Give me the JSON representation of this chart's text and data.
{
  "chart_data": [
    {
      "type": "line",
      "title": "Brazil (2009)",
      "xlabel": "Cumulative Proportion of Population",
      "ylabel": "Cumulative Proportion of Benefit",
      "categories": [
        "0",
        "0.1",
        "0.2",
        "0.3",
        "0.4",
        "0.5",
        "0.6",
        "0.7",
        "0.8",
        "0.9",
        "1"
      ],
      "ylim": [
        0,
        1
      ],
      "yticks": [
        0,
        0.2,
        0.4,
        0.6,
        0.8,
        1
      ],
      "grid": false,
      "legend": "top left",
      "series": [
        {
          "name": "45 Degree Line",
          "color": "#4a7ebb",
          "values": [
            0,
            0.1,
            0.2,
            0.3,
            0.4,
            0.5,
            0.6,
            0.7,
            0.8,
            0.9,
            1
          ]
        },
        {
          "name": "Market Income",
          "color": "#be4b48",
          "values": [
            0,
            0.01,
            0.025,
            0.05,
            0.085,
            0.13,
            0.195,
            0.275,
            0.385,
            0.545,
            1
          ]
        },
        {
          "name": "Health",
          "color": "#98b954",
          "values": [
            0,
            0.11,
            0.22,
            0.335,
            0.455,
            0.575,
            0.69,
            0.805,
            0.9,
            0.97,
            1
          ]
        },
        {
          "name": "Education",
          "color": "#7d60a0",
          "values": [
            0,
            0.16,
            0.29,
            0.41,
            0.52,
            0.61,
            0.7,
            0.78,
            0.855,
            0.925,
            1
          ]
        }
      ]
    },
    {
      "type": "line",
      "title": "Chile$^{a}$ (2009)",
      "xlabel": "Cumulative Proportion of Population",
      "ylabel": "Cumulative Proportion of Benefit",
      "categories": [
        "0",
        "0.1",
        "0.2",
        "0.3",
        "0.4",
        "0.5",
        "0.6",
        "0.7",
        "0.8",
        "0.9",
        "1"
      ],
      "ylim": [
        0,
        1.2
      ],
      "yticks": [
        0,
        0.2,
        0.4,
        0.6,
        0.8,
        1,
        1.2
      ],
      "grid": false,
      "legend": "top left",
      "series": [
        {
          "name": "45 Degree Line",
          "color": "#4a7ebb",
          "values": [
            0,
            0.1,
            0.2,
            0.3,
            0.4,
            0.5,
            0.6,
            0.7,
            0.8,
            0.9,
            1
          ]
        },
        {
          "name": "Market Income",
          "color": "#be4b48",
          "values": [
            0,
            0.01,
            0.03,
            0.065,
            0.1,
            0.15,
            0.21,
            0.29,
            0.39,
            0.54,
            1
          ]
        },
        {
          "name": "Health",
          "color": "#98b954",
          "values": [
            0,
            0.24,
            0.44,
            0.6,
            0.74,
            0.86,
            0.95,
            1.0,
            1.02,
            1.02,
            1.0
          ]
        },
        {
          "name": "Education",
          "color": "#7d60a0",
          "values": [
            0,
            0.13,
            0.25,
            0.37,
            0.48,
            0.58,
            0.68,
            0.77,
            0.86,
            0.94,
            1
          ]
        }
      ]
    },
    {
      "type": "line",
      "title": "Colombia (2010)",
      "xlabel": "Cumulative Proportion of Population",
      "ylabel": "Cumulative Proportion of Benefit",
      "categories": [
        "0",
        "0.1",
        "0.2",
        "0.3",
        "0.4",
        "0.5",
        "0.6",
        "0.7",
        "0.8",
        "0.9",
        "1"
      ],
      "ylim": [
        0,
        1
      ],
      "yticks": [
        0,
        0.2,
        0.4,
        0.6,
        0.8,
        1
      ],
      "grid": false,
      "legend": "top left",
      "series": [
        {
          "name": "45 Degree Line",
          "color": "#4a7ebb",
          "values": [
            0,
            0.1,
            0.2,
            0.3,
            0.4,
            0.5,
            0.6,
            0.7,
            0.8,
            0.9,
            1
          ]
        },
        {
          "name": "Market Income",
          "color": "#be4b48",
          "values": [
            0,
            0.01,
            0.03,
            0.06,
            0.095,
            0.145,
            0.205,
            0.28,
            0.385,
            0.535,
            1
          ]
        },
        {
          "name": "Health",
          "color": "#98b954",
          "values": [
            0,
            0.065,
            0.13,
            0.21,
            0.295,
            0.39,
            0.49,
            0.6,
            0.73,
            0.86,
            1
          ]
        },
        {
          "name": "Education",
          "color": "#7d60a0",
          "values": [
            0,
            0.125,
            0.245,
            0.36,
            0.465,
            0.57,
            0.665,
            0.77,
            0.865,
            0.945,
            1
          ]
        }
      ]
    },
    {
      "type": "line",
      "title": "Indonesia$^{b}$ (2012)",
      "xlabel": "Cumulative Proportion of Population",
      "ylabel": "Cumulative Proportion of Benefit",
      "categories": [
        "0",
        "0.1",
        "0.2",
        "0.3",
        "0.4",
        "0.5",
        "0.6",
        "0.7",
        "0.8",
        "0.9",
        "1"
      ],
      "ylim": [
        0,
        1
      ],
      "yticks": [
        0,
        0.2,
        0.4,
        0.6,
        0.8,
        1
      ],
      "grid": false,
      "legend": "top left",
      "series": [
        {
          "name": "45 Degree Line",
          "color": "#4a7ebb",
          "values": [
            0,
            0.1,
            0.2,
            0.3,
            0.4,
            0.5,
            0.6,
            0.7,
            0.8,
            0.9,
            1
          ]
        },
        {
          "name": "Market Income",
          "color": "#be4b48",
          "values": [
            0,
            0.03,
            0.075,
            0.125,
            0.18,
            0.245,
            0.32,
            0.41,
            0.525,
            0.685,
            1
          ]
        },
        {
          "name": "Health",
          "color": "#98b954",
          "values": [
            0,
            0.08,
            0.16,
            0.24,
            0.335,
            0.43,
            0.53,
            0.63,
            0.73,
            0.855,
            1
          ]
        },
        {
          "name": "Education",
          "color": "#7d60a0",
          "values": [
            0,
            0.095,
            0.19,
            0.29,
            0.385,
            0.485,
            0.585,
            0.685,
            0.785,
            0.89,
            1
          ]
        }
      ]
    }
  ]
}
::::
> **STATED TASK**
Set down the entries verbatim, leaving none out.

> **OUTPUT FOR THIS TASK**
Give me the JSON representation of this chart's text and data.
{
  "chart_data": [
    {
      "type": "line",
      "title": "Brazil (2009)",
      "xlabel": "Cumulative Proportion of Population",
      "ylabel": "Cumulative Proportion of Benefit",
      "categories": [
        "0",
        "0.1",
        "0.2",
        "0.3",
        "0.4",
        "0.5",
        "0.6",
        "0.7",
        "0.8",
        "0.9",
        "1"
      ],
      "ylim": [
        0,
        1
      ],
      "yticks": [
        0,
        0.2,
        0.4,
        0.6,
        0.8,
        1
      ],
      "grid": false,
      "legend": "top left",
      "series": [
        {
          "name": "45 Degree Line",
          "color": "#4a7ebb",
          "values": [
            0,
            0.1,
            0.2,
            0.3,
            0.4,
            0.5,
            0.6,
            0.7,
            0.8,
            0.9,
            1
          ]
        },
        {
          "name": "Market Income",
          "color": "#be4b48",
          "values": [
            0,
            0.01,
            0.025,
            0.05,
            0.085,
            0.13,
            0.195,
            0.275,
            0.385,
            0.545,
            1
          ]
        },
        {
          "name": "Health",
          "color": "#98b954",
          "values": [
            0,
            0.11,
            0.22,
            0.335,
            0.455,
            0.575,
            0.69,
            0.805,
            0.9,
            0.97,
            1
          ]
        },
        {
          "name": "Education",
          "color": "#7d60a0",
          "values": [
            0,
            0.16,
            0.29,
            0.41,
            0.52,
            0.61,
            0.7,
            0.78,
            0.855,
            0.925,
            1
          ]
        }
      ]
    },
    {
      "type": "line",
      "title": "Chile$^{a}$ (2009)",
      "xlabel": "Cumulative Proportion of Population",
      "ylabel": "Cumulative Proportion of Benefit",
      "categories": [
        "0",
        "0.1",
        "0.2",
        "0.3",
        "0.4",
        "0.5",
        "0.6",
        "0.7",
        "0.8",
        "0.9",
        "1"
      ],
      "ylim": [
        0,
        1.2
      ],
      "yticks": [
        0,
        0.2,
        0.4,
        0.6,
        0.8,
        1,
        1.2
      ],
      "grid": false,
      "legend": "top left",
      "series": [
        {
          "name": "45 Degree Line",
          "color": "#4a7ebb",
          "values": [
            0,
            0.1,
            0.2,
            0.3,
            0.4,
            0.5,
            0.6,
            0.7,
            0.8,
            0.9,
            1
          ]
        },
        {
          "name": "Market Income",
          "color": "#be4b48",
          "values": [
            0,
            0.01,
            0.03,
            0.065,
            0.1,
            0.15,
            0.21,
            0.29,
            0.39,
            0.54,
            1
          ]
        },
        {
          "name": "Health",
          "color": "#98b954",
          "values": [
            0,
            0.24,
            0.44,
            0.6,
            0.74,
            0.86,
            0.95,
            1.0,
            1.02,
            1.02,
            1.0
          ]
        },
        {
          "name": "Education",
          "color": "#7d60a0",
          "values": [
            0,
            0.13,
            0.25,
            0.37,
            0.48,
            0.58,
            0.68,
            0.77,
            0.86,
            0.94,
            1
          ]
        }
      ]
    },
    {
      "type": "line",
      "title": "Colombia (2010)",
      "xlabel": "Cumulative Proportion of Population",
      "ylabel": "Cumulative Proportion of Benefit",
      "categories": [
        "0",
        "0.1",
        "0.2",
        "0.3",
        "0.4",
        "0.5",
        "0.6",
        "0.7",
        "0.8",
        "0.9",
        "1"
      ],
      "ylim": [
        0,
        1
      ],
      "yticks": [
        0,
        0.2,
        0.4,
        0.6,
        0.8,
        1
      ],
      "grid": false,
      "legend": "top left",
      "series": [
        {
          "name": "45 Degree Line",
          "color": "#4a7ebb",
          "values": [
            0,
            0.1,
            0.2,
            0.3,
            0.4,
            0.5,
            0.6,
            0.7,
            0.8,
            0.9,
            1
          ]
        },
        {
          "name": "Market Income",
          "color": "#be4b48",
          "values": [
            0,
            0.01,
            0.03,
            0.06,
            0.095,
            0.145,
            0.205,
            0.28,
            0.385,
            0.535,
            1
          ]
        },
        {
          "name": "Health",
          "color": "#98b954",
          "values": [
            0,
            0.065,
            0.13,
            0.21,
            0.295,
            0.39,
            0.49,
            0.6,
            0.73,
            0.86,
            1
          ]
        },
        {
          "name": "Education",
          "color": "#7d60a0",
          "values": [
            0,
            0.125,
            0.245,
            0.36,
            0.465,
            0.57,
            0.665,
            0.77,
            0.865,
            0.945,
            1
          ]
        }
      ]
    },
    {
      "type": "line",
      "title": "Indonesia$^{b}$ (2012)",
      "xlabel": "Cumulative Proportion of Population",
      "ylabel": "Cumulative Proportion of Benefit",
      "categories": [
        "0",
        "0.1",
        "0.2",
        "0.3",
        "0.4",
        "0.5",
        "0.6",
        "0.7",
        "0.8",
        "0.9",
        "1"
      ],
      "ylim": [
        0,
        1
      ],
      "yticks": [
        0,
        0.2,
        0.4,
        0.6,
        0.8,
        1
      ],
      "grid": false,
      "legend": "top left",
      "series": [
        {
          "name": "45 Degree Line",
          "color": "#4a7ebb",
          "values": [
            0,
            0.1,
            0.2,
            0.3,
            0.4,
            0.5,
            0.6,
            0.7,
            0.8,
            0.9,
            1
          ]
        },
        {
          "name": "Market Income",
          "color": "#be4b48",
          "values": [
            0,
            0.03,
            0.075,
            0.125,
            0.18,
            0.245,
            0.32,
            0.41,
            0.525,
            0.685,
            1
          ]
        },
        {
          "name": "Health",
          "color": "#98b954",
          "values": [
            0,
            0.08,
            0.16,
            0.24,
            0.335,
            0.43,
            0.53,
            0.63,
            0.73,
            0.855,
            1
          ]
        },
        {
          "name": "Education",
          "color": "#7d60a0",
          "values": [
            0,
            0.095,
            0.19,
            0.29,
            0.385,
            0.485,
            0.585,
            0.685,
            0.785,
            0.89,
            1
          ]
        }
      ]
    }
  ]
}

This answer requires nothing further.